**Problems**
(A) According to the home fire safety tips, why should cooking in the kitchen always be monitored and supervised? Answer in one to three sentences.
(B) Pick up the home fire safety tips after their last tip and add more in the same style.

**Selected excerpt**

Install smoke alarms on each level of a home, as well as inside every bedroom and just outside of sleeping areas and test once each month.
Make a fire escape plan, discuss it with each family member, and practice evacuating your home twice each year.
If a fire breaks out in a home, get out of the house, don't go back for any reason, and call the fire department.
Keep matches and lighters out of reach of children.
Preparing and Preventing a Home Fire
Always monitor and supervise cooking in the kitchen. Kitchen fires are the most prevalent type of fire in the home.
Use heating devices carefully to prevent accidents. Supervision of these devices is usually required for safety.
Wiring incidents such as sparking and arcing can cause home fires. Installing arc fault circuit interrupters can provide fire protection in the home.
Use care with electrical items in the home. Do not place cords under rugs, and do not use damaged cords.

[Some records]
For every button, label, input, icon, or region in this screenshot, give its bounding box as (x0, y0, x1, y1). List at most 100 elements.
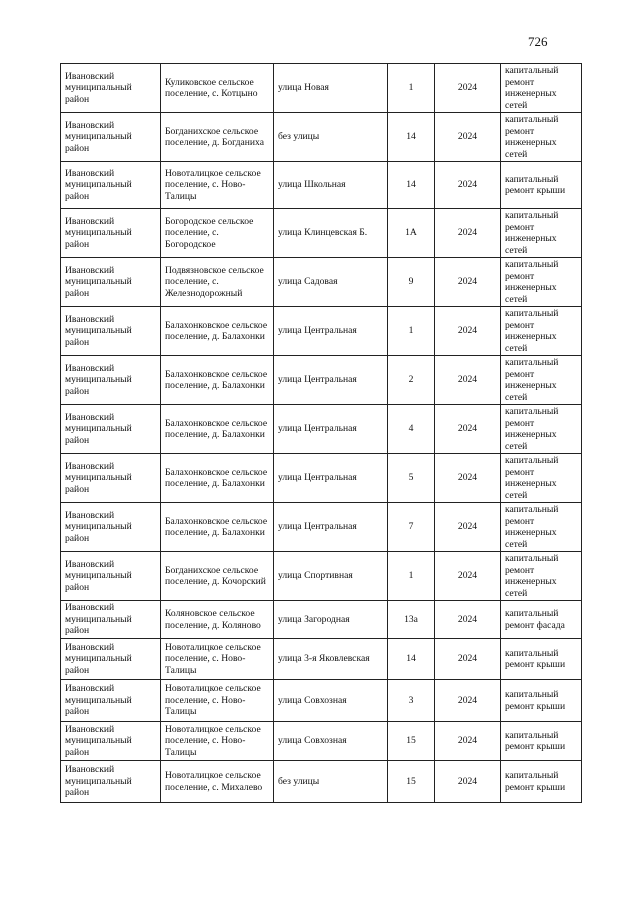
street-cell: улица Центральная (273, 404, 388, 454)
house-number-cell: 15 (387, 760, 435, 803)
work-type-cell: капитальный ремонт инженерных сетей (500, 112, 582, 162)
district-cell: Ивановский муниципальный район (60, 63, 161, 113)
district-cell: Ивановский муниципальный район (60, 161, 161, 209)
house-number-cell: 13а (387, 600, 435, 639)
settlement-cell: Богданихское сельское поселение, д. Богд… (160, 112, 274, 162)
work-type-cell: капитальный ремонт инженерных сетей (500, 404, 582, 454)
year-cell: 2024 (434, 355, 501, 405)
table-row: Ивановский муниципальный район Новоталицк… (60, 679, 582, 722)
district-cell: Ивановский муниципальный район (60, 208, 161, 258)
district-cell: Ивановский муниципальный район (60, 453, 161, 503)
settlement-cell: Балахонковское сельское поселение, д. Ба… (160, 404, 274, 454)
house-number-cell: 2 (387, 355, 435, 405)
work-type-cell: капитальный ремонт инженерных сетей (500, 208, 582, 258)
year-cell: 2024 (434, 306, 501, 356)
table-row: Ивановский муниципальный район Балахонков… (60, 306, 582, 356)
year-cell: 2024 (434, 453, 501, 503)
year-cell: 2024 (434, 208, 501, 258)
district-cell: Ивановский муниципальный район (60, 679, 161, 722)
table-row: Ивановский муниципальный район Новоталицк… (60, 161, 582, 209)
table-row: Ивановский муниципальный район Новоталицк… (60, 721, 582, 761)
street-cell: улица Центральная (273, 306, 388, 356)
work-type-cell: капитальный ремонт крыши (500, 161, 582, 209)
house-number-cell: 5 (387, 453, 435, 503)
table-row: Ивановский муниципальный район Куликовско… (60, 63, 582, 113)
table-row: Ивановский муниципальный район Новоталицк… (60, 638, 582, 680)
house-number-cell: 1А (387, 208, 435, 258)
table-row: Ивановский муниципальный район Богданихск… (60, 112, 582, 162)
work-type-cell: капитальный ремонт фасада (500, 600, 582, 639)
house-number-cell: 7 (387, 502, 435, 552)
year-cell: 2024 (434, 257, 501, 307)
year-cell: 2024 (434, 721, 501, 761)
district-cell: Ивановский муниципальный район (60, 760, 161, 803)
work-type-cell: капитальный ремонт крыши (500, 679, 582, 722)
year-cell: 2024 (434, 600, 501, 639)
settlement-cell: Новоталицкое сельское поселение, с. Ново… (160, 721, 274, 761)
settlement-cell: Куликовское сельское поселение, с. Котцы… (160, 63, 274, 113)
street-cell: улица Спортивная (273, 551, 388, 601)
street-cell: улица Садовая (273, 257, 388, 307)
street-cell: улица Совхозная (273, 721, 388, 761)
table-row: Ивановский муниципальный район Балахонков… (60, 453, 582, 503)
district-cell: Ивановский муниципальный район (60, 306, 161, 356)
year-cell: 2024 (434, 502, 501, 552)
settlement-cell: Балахонковское сельское поселение, д. Ба… (160, 355, 274, 405)
table-row: Ивановский муниципальный район Балахонков… (60, 355, 582, 405)
table-row: Ивановский муниципальный район Балахонков… (60, 502, 582, 552)
year-cell: 2024 (434, 679, 501, 722)
year-cell: 2024 (434, 161, 501, 209)
street-cell: без улицы (273, 112, 388, 162)
year-cell: 2024 (434, 760, 501, 803)
house-number-cell: 1 (387, 306, 435, 356)
table-row: Ивановский муниципальный район Подвязновс… (60, 257, 582, 307)
work-type-cell: капитальный ремонт крыши (500, 638, 582, 680)
settlement-cell: Богданихское сельское поселение, д. Кочо… (160, 551, 274, 601)
house-number-cell: 3 (387, 679, 435, 722)
table-row: Ивановский муниципальный район Богданихск… (60, 551, 582, 601)
district-cell: Ивановский муниципальный район (60, 257, 161, 307)
district-cell: Ивановский муниципальный район (60, 502, 161, 552)
house-number-cell: 1 (387, 551, 435, 601)
house-number-cell: 14 (387, 638, 435, 680)
street-cell: улица Новая (273, 63, 388, 113)
page-number: 726 (528, 34, 548, 49)
year-cell: 2024 (434, 638, 501, 680)
work-type-cell: капитальный ремонт инженерных сетей (500, 355, 582, 405)
house-number-cell: 14 (387, 112, 435, 162)
work-type-cell: капитальный ремонт инженерных сетей (500, 63, 582, 113)
house-number-cell: 15 (387, 721, 435, 761)
settlement-cell: Новоталицкое сельское поселение, с. Ново… (160, 638, 274, 680)
settlement-cell: Новоталицкое сельское поселение, с. Ново… (160, 679, 274, 722)
street-cell: улица Центральная (273, 453, 388, 503)
district-cell: Ивановский муниципальный район (60, 551, 161, 601)
district-cell: Ивановский муниципальный район (60, 600, 161, 639)
house-number-cell: 1 (387, 63, 435, 113)
street-cell: улица Клинцевская Б. (273, 208, 388, 258)
work-type-cell: капитальный ремонт крыши (500, 721, 582, 761)
house-number-cell: 9 (387, 257, 435, 307)
settlement-cell: Балахонковское сельское поселение, д. Ба… (160, 502, 274, 552)
work-type-cell: капитальный ремонт инженерных сетей (500, 257, 582, 307)
district-cell: Ивановский муниципальный район (60, 404, 161, 454)
settlement-cell: Подвязновское сельское поселение, с. Жел… (160, 257, 274, 307)
district-cell: Ивановский муниципальный район (60, 638, 161, 680)
settlement-cell: Новоталицкое сельское поселение, с. Ново… (160, 161, 274, 209)
street-cell: улица Центральная (273, 502, 388, 552)
work-type-cell: капитальный ремонт инженерных сетей (500, 502, 582, 552)
street-cell: улица 3-я Яковлевская (273, 638, 388, 680)
settlement-cell: Новоталицкое сельское поселение, с. Миха… (160, 760, 274, 803)
street-cell: улица Центральная (273, 355, 388, 405)
table-row: Ивановский муниципальный район Новоталицк… (60, 760, 582, 803)
settlement-cell: Балахонковское сельское поселение, д. Ба… (160, 306, 274, 356)
work-type-cell: капитальный ремонт инженерных сетей (500, 306, 582, 356)
street-cell: улица Загородная (273, 600, 388, 639)
repair-table: Ивановский муниципальный район Куликовско… (60, 63, 582, 803)
year-cell: 2024 (434, 63, 501, 113)
work-type-cell: капитальный ремонт крыши (500, 760, 582, 803)
table-row: Ивановский муниципальный район Коляновско… (60, 600, 582, 639)
district-cell: Ивановский муниципальный район (60, 355, 161, 405)
district-cell: Ивановский муниципальный район (60, 112, 161, 162)
district-cell: Ивановский муниципальный район (60, 721, 161, 761)
year-cell: 2024 (434, 551, 501, 601)
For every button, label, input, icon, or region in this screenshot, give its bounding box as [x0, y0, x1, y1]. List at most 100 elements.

**Outputs by task**
(A) Cooking should always be monitored and supervised because kitchen fires are the most prevalent type of fire in the home.

(B)
Don't use extension cords to overload outlets and electrical circuits, because this is a fire hazard.
Replace smoke alarms every 10 years to ensure they remain in proper working order.
Smoke alarms should have some type of certification of independent testing, such as a label from the Underwriters' Laboratories.
For full fire protection, install smoke alarms that utilize ionization technology and photoelectric detection technology.
Install smoke alarms on the ceiling or on the upper wall, away from forced air registers.
Use a vacuum cleaner brush attachment to clean a smoke alarm when you change the batteries.
Home Fire Escape Plans
Draw a full map of your home that includes all doors and windows. Talk about all escape options with your family so everyone is familiar with the options.
Every family member should know at least two ways to get out of every room in the home.
Make special provisions for any family members, such as children or the elderly, who will need help escaping a home fire.
In a home fire, the rooms will usually fill with smoke. The smoke reduces visibility and can also cause people to become disoriented, which could lead people to become lost or trapped in their home. This is why home escape plans are so important.
Choose a meeting place for the family to gather after escaping a home fire so you can make sure that everyone is safe.
Clear the area around the stove to make sure that flammable items such as potholders and towels do not catch on fire.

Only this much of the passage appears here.